In the following material, identify every line holding the string "Средний" and return it.
• • • • •
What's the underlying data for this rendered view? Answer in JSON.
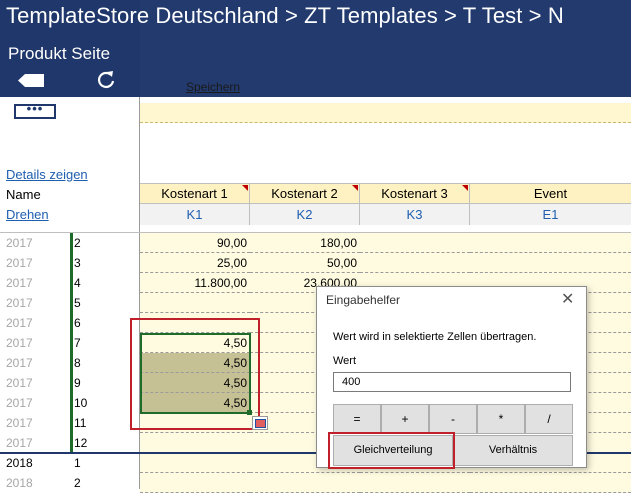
{
  "header": {
    "breadcrumb": "TemplateStore Deutschland > ZT  Templates > T  Test > N",
    "subtitle": "Produkt Seite",
    "save_label": "Speichern",
    "more_label": "•••",
    "back_icon": "back-arrow-icon",
    "refresh_icon": "refresh-icon"
  },
  "left": {
    "details_link": "Details zeigen",
    "name_label": "Name",
    "drehen_link": "Drehen"
  },
  "columns": [
    {
      "label": "Kostenart 1",
      "code": "K1"
    },
    {
      "label": "Kostenart 2",
      "code": "K2"
    },
    {
      "label": "Kostenart 3",
      "code": "K3"
    },
    {
      "label": "Event",
      "code": "E1"
    }
  ],
  "rows": [
    {
      "year": "2017",
      "month": "2",
      "k1": "90,00",
      "k2": "180,00"
    },
    {
      "year": "2017",
      "month": "3",
      "k1": "25,00",
      "k2": "50,00"
    },
    {
      "year": "2017",
      "month": "4",
      "k1": "11.800,00",
      "k2": "23.600,00"
    },
    {
      "year": "2017",
      "month": "5",
      "k1": "",
      "k2": ""
    },
    {
      "year": "2017",
      "month": "6",
      "k1": "",
      "k2": ""
    },
    {
      "year": "2017",
      "month": "7",
      "k1": "4,50",
      "k2": ""
    },
    {
      "year": "2017",
      "month": "8",
      "k1": "4,50",
      "k2": ""
    },
    {
      "year": "2017",
      "month": "9",
      "k1": "4,50",
      "k2": ""
    },
    {
      "year": "2017",
      "month": "10",
      "k1": "4,50",
      "k2": ""
    },
    {
      "year": "2017",
      "month": "11",
      "k1": "",
      "k2": ""
    },
    {
      "year": "2017",
      "month": "12",
      "k1": "",
      "k2": ""
    },
    {
      "year": "2018",
      "month": "1",
      "k1": "",
      "k2": ""
    },
    {
      "year": "2018",
      "month": "2",
      "k1": "",
      "k2": ""
    }
  ],
  "dialog": {
    "title": "Eingabehelfer",
    "close": "✕",
    "message": "Wert wird in selektierte Zellen übertragen.",
    "wert_label": "Wert",
    "wert_value": "400",
    "ops": [
      "=",
      "+",
      "-",
      "*",
      "/"
    ],
    "gleich_label": "Gleichverteilung",
    "verhaeltnis_label": "Verhältnis"
  },
  "colors": {
    "header_bg": "#223a6e",
    "selection": "#1e6b2a",
    "highlight": "#c0202a",
    "cell_bg": "#fffbe0"
  }
}
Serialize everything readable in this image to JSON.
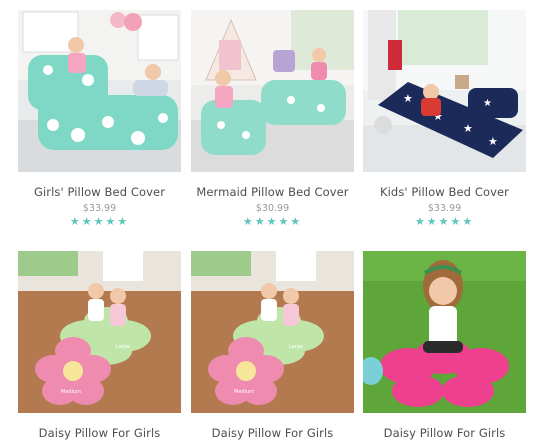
{
  "products": [
    {
      "name": "Girls' Pillow Bed Cover",
      "price": "$33.99",
      "rating_stars": 5
    },
    {
      "name": "Mermaid Pillow Bed Cover",
      "price": "$30.99",
      "rating_stars": 5
    },
    {
      "name": "Kids' Pillow Bed Cover",
      "price": "$33.99",
      "rating_stars": 5
    },
    {
      "name": "Daisy Pillow For Girls",
      "photo_labels": [
        "Medium",
        "Large"
      ]
    },
    {
      "name": "Daisy Pillow For Girls",
      "photo_labels": [
        "Medium",
        "Large"
      ]
    },
    {
      "name": "Daisy Pillow For Girls"
    }
  ],
  "colors": {
    "star": "#5fc6be",
    "mint": "#7fd8c6",
    "navy": "#1c2a5a",
    "pink": "#f08bb0",
    "hot_pink": "#ef3f8f",
    "green": "#bfe6a8",
    "grass": "#5fa63a"
  },
  "star_glyph": "★"
}
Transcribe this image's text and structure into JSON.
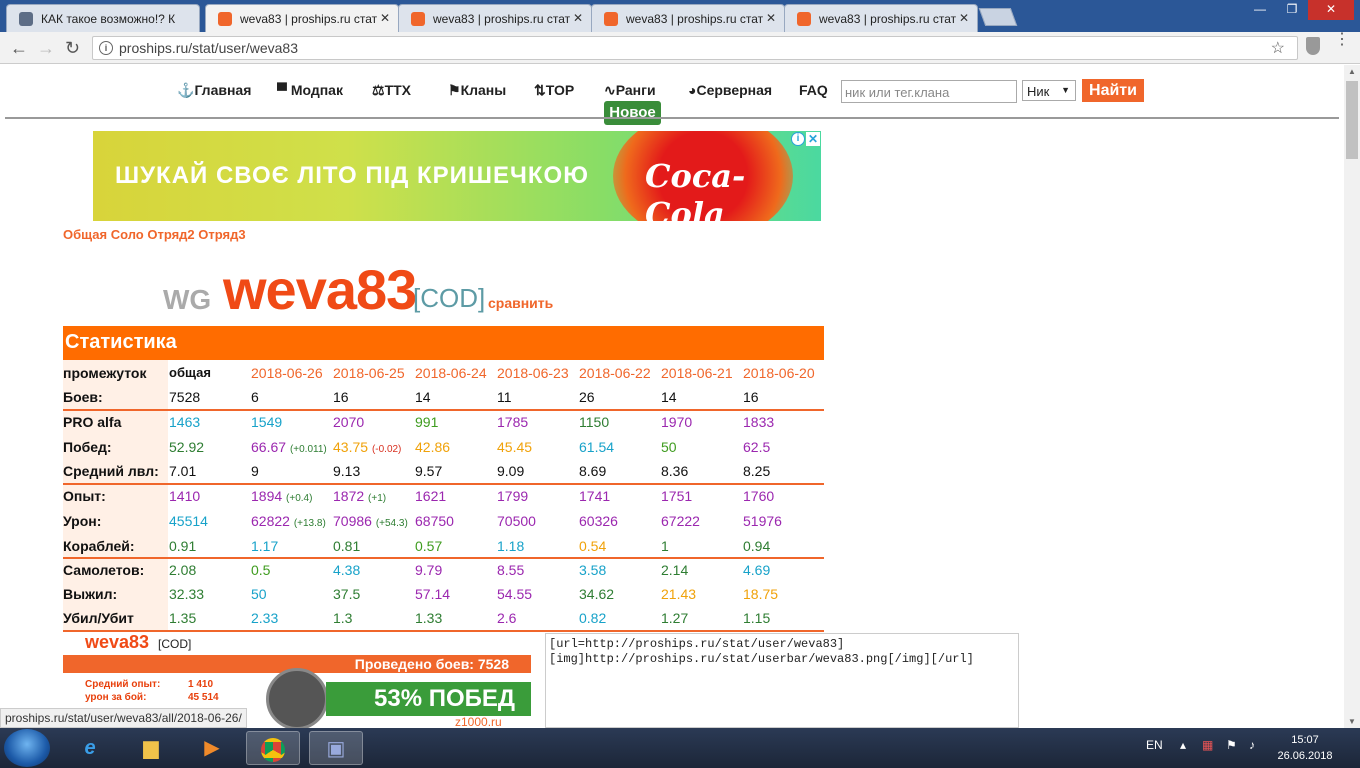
{
  "browser": {
    "tabs": [
      {
        "title": "КАК такое возможно!? К",
        "favicon": "ship-icon",
        "active": false
      },
      {
        "title": "weva83 | proships.ru стат",
        "favicon": "proships-icon",
        "active": true
      },
      {
        "title": "weva83 | proships.ru стат",
        "favicon": "proships-icon",
        "active": false
      },
      {
        "title": "weva83 | proships.ru стат",
        "favicon": "proships-icon",
        "active": false
      },
      {
        "title": "weva83 | proships.ru стат",
        "favicon": "proships-icon",
        "active": false
      }
    ],
    "url": "proships.ru/stat/user/weva83",
    "status_url": "proships.ru/stat/user/weva83/all/2018-06-26/"
  },
  "nav": {
    "items": [
      "Главная",
      "Модпак",
      "ТТХ",
      "Кланы",
      "TOP",
      "Ранги",
      "Серверная",
      "FAQ"
    ],
    "new_badge": "Новое",
    "search_placeholder": "ник или тег.клана",
    "select_value": "Ник",
    "search_button": "Найти"
  },
  "ad": {
    "slogan": "ШУКАЙ СВОЄ ЛІТО ПІД КРИШЕЧКОЮ",
    "brand": "Coca-Cola",
    "info": "i",
    "close": "✕"
  },
  "modes": "Общая Соло Отряд2 Отряд3",
  "player": {
    "server": "WG",
    "name": "weva83",
    "clan": "[COD]",
    "compare": "сравнить"
  },
  "stats": {
    "title": "Статистика",
    "period_label": "промежуток",
    "columns": [
      "общая",
      "2018-06-26",
      "2018-06-25",
      "2018-06-24",
      "2018-06-23",
      "2018-06-22",
      "2018-06-21",
      "2018-06-20"
    ],
    "rows": [
      {
        "label": "Боев:",
        "values": [
          {
            "v": "7528",
            "c": "black"
          },
          {
            "v": "6",
            "c": "black"
          },
          {
            "v": "16",
            "c": "black"
          },
          {
            "v": "14",
            "c": "black"
          },
          {
            "v": "11",
            "c": "black"
          },
          {
            "v": "26",
            "c": "black"
          },
          {
            "v": "14",
            "c": "black"
          },
          {
            "v": "16",
            "c": "black"
          }
        ]
      },
      {
        "label": "PRO alfa",
        "values": [
          {
            "v": "1463",
            "c": "blue"
          },
          {
            "v": "1549",
            "c": "blue"
          },
          {
            "v": "2070",
            "c": "purple"
          },
          {
            "v": "991",
            "c": "green"
          },
          {
            "v": "1785",
            "c": "purple"
          },
          {
            "v": "1150",
            "c": "dgreen"
          },
          {
            "v": "1970",
            "c": "purple"
          },
          {
            "v": "1833",
            "c": "purple"
          }
        ]
      },
      {
        "label": "Побед:",
        "values": [
          {
            "v": "52.92",
            "c": "dgreen"
          },
          {
            "v": "66.67",
            "c": "purple",
            "d": "(+0.011)",
            "dc": "dgreen"
          },
          {
            "v": "43.75",
            "c": "orange",
            "d": "(-0.02)",
            "dc": "red"
          },
          {
            "v": "42.86",
            "c": "orange"
          },
          {
            "v": "45.45",
            "c": "orange"
          },
          {
            "v": "61.54",
            "c": "blue"
          },
          {
            "v": "50",
            "c": "green"
          },
          {
            "v": "62.5",
            "c": "purple"
          }
        ]
      },
      {
        "label": "Средний лвл:",
        "values": [
          {
            "v": "7.01",
            "c": "black"
          },
          {
            "v": "9",
            "c": "black"
          },
          {
            "v": "9.13",
            "c": "black"
          },
          {
            "v": "9.57",
            "c": "black"
          },
          {
            "v": "9.09",
            "c": "black"
          },
          {
            "v": "8.69",
            "c": "black"
          },
          {
            "v": "8.36",
            "c": "black"
          },
          {
            "v": "8.25",
            "c": "black"
          }
        ]
      },
      {
        "label": "Опыт:",
        "values": [
          {
            "v": "1410",
            "c": "purple"
          },
          {
            "v": "1894",
            "c": "purple",
            "d": "(+0.4)",
            "dc": "dgreen"
          },
          {
            "v": "1872",
            "c": "purple",
            "d": "(+1)",
            "dc": "dgreen"
          },
          {
            "v": "1621",
            "c": "purple"
          },
          {
            "v": "1799",
            "c": "purple"
          },
          {
            "v": "1741",
            "c": "purple"
          },
          {
            "v": "1751",
            "c": "purple"
          },
          {
            "v": "1760",
            "c": "purple"
          }
        ]
      },
      {
        "label": "Урон:",
        "values": [
          {
            "v": "45514",
            "c": "blue"
          },
          {
            "v": "62822",
            "c": "purple",
            "d": "(+13.8)",
            "dc": "dgreen"
          },
          {
            "v": "70986",
            "c": "purple",
            "d": "(+54.3)",
            "dc": "dgreen"
          },
          {
            "v": "68750",
            "c": "purple"
          },
          {
            "v": "70500",
            "c": "purple"
          },
          {
            "v": "60326",
            "c": "purple"
          },
          {
            "v": "67222",
            "c": "purple"
          },
          {
            "v": "51976",
            "c": "purple"
          }
        ]
      },
      {
        "label": "Кораблей:",
        "values": [
          {
            "v": "0.91",
            "c": "dgreen"
          },
          {
            "v": "1.17",
            "c": "blue"
          },
          {
            "v": "0.81",
            "c": "dgreen"
          },
          {
            "v": "0.57",
            "c": "green"
          },
          {
            "v": "1.18",
            "c": "blue"
          },
          {
            "v": "0.54",
            "c": "orange"
          },
          {
            "v": "1",
            "c": "dgreen"
          },
          {
            "v": "0.94",
            "c": "dgreen"
          }
        ]
      },
      {
        "label": "Самолетов:",
        "values": [
          {
            "v": "2.08",
            "c": "dgreen"
          },
          {
            "v": "0.5",
            "c": "green"
          },
          {
            "v": "4.38",
            "c": "blue"
          },
          {
            "v": "9.79",
            "c": "purple"
          },
          {
            "v": "8.55",
            "c": "purple"
          },
          {
            "v": "3.58",
            "c": "blue"
          },
          {
            "v": "2.14",
            "c": "dgreen"
          },
          {
            "v": "4.69",
            "c": "blue"
          }
        ]
      },
      {
        "label": "Выжил:",
        "values": [
          {
            "v": "32.33",
            "c": "dgreen"
          },
          {
            "v": "50",
            "c": "blue"
          },
          {
            "v": "37.5",
            "c": "dgreen"
          },
          {
            "v": "57.14",
            "c": "purple"
          },
          {
            "v": "54.55",
            "c": "purple"
          },
          {
            "v": "34.62",
            "c": "dgreen"
          },
          {
            "v": "21.43",
            "c": "orange"
          },
          {
            "v": "18.75",
            "c": "orange"
          }
        ]
      },
      {
        "label": "Убил/Убит",
        "values": [
          {
            "v": "1.35",
            "c": "dgreen"
          },
          {
            "v": "2.33",
            "c": "blue"
          },
          {
            "v": "1.3",
            "c": "dgreen"
          },
          {
            "v": "1.33",
            "c": "dgreen"
          },
          {
            "v": "2.6",
            "c": "purple"
          },
          {
            "v": "0.82",
            "c": "blue"
          },
          {
            "v": "1.27",
            "c": "dgreen"
          },
          {
            "v": "1.15",
            "c": "dgreen"
          }
        ]
      }
    ]
  },
  "userbar": {
    "name": "weva83",
    "clan": "[COD]",
    "battles": "Проведено боев: 7528",
    "avg_exp_label": "Средний опыт:",
    "avg_exp": "1 410",
    "dmg_label": "урон за бой:",
    "dmg": "45 514",
    "wins": "53% ПОБЕД",
    "site": "z1000.ru"
  },
  "bbcode": "[url=http://proships.ru/stat/user/weva83]\n[img]http://proships.ru/stat/userbar/weva83.png[/img][/url]",
  "taskbar": {
    "lang": "EN",
    "time": "15:07",
    "date": "26.06.2018"
  },
  "colors": {
    "accent": "#f0662b",
    "header": "#ff6c00",
    "blue": "#17a2c9",
    "purple": "#9b27af",
    "green": "#3f9c1f",
    "orange": "#f0a20a",
    "dgreen": "#2e7d32"
  }
}
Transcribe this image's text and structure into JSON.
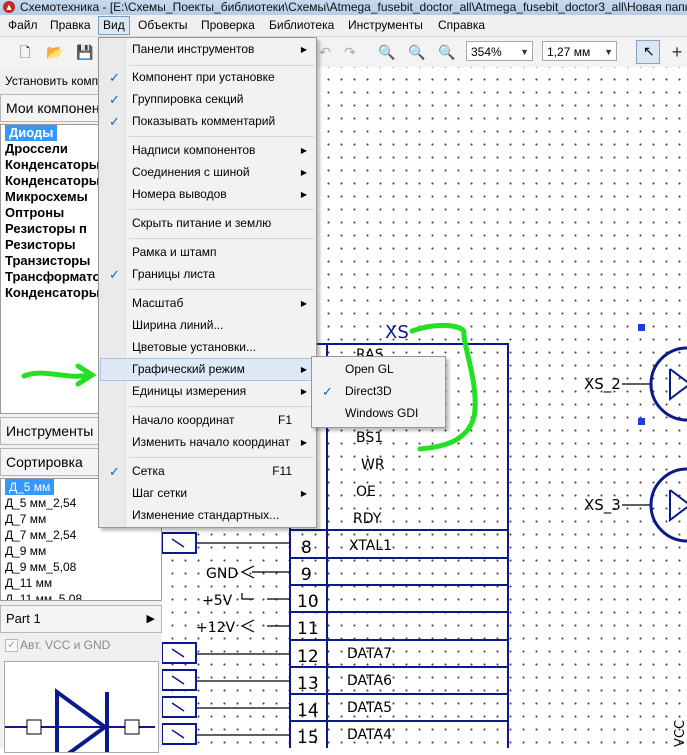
{
  "window": {
    "title": "Схемотехника - [E:\\Схемы_Поекты_библиотеки\\Схемы\\Atmega_fusebit_doctor_all\\Atmega_fusebit_doctor3_all\\Новая папка"
  },
  "menubar": [
    "Файл",
    "Правка",
    "Вид",
    "Объекты",
    "Проверка",
    "Библиотека",
    "Инструменты",
    "Справка"
  ],
  "toolbar": {
    "zoom": "354%",
    "grid": "1,27 мм"
  },
  "left_panel": {
    "install_label": "Установить компоненты",
    "my_components": "Мои компоненты",
    "categories": [
      "Диоды",
      "Дроссели",
      "Конденсаторы",
      "Конденсаторы",
      "Микросхемы",
      "Оптроны",
      "Резисторы п",
      "Резисторы",
      "Транзисторы",
      "Трансформаторы",
      "Конденсаторы"
    ],
    "tools_label": "Инструменты",
    "sort_label": "Сортировка",
    "parts": [
      "Д_5 мм",
      "Д_5 мм_2,54",
      "Д_7 мм",
      "Д_7 мм_2,54",
      "Д_9 мм",
      "Д_9 мм_5,08",
      "Д_11 мм",
      "Д_11 мм_5,08"
    ],
    "part_selector": "Part 1",
    "auto_vcc": "Авт. VCC и GND"
  },
  "view_menu": [
    {
      "label": "Панели инструментов",
      "submenu": true
    },
    {
      "sep": true
    },
    {
      "label": "Компонент при установке",
      "checked": true
    },
    {
      "label": "Группировка секций",
      "checked": true
    },
    {
      "label": "Показывать комментарий",
      "checked": true
    },
    {
      "sep": true
    },
    {
      "label": "Надписи компонентов",
      "submenu": true
    },
    {
      "label": "Соединения с шиной",
      "submenu": true
    },
    {
      "label": "Номера выводов",
      "submenu": true
    },
    {
      "sep": true
    },
    {
      "label": "Скрыть питание и землю"
    },
    {
      "sep": true
    },
    {
      "label": "Рамка и штамп"
    },
    {
      "label": "Границы листа",
      "checked": true
    },
    {
      "sep": true
    },
    {
      "label": "Масштаб",
      "submenu": true
    },
    {
      "label": "Ширина линий..."
    },
    {
      "label": "Цветовые установки..."
    },
    {
      "label": "Графический режим",
      "submenu": true,
      "highlighted": true
    },
    {
      "label": "Единицы измерения",
      "submenu": true
    },
    {
      "sep": true
    },
    {
      "label": "Начало координат",
      "shortcut": "F1"
    },
    {
      "label": "Изменить начало координат",
      "submenu": true
    },
    {
      "sep": true
    },
    {
      "label": "Сетка",
      "shortcut": "F11",
      "checked": true
    },
    {
      "label": "Шаг сетки",
      "submenu": true
    },
    {
      "label": "Изменение стандартных..."
    }
  ],
  "graphics_submenu": [
    {
      "label": "Open GL"
    },
    {
      "label": "Direct3D",
      "checked": true
    },
    {
      "label": "Windows GDI"
    }
  ],
  "schematic": {
    "connector": "XS",
    "connectors_right": [
      "XS_2",
      "XS_3"
    ],
    "pin_labels": [
      "RAS",
      "BS1",
      "WR",
      "OE",
      "RDY",
      "XTAL1",
      "DATA7",
      "DATA6",
      "DATA5",
      "DATA4"
    ],
    "pin_numbers": [
      "8",
      "9",
      "10",
      "11",
      "12",
      "13",
      "14",
      "15"
    ],
    "power_labels": [
      "GND",
      "+5V",
      "+12V"
    ],
    "vcc_label": "VCC"
  },
  "colors": {
    "schematic": "#0a1a8c",
    "annotation": "#22e022",
    "selection": "#3399ff"
  }
}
• • • • •
Response to this task:
        "label": "Средний лвл:",
    "avg_exp_label": "Средний опыт:",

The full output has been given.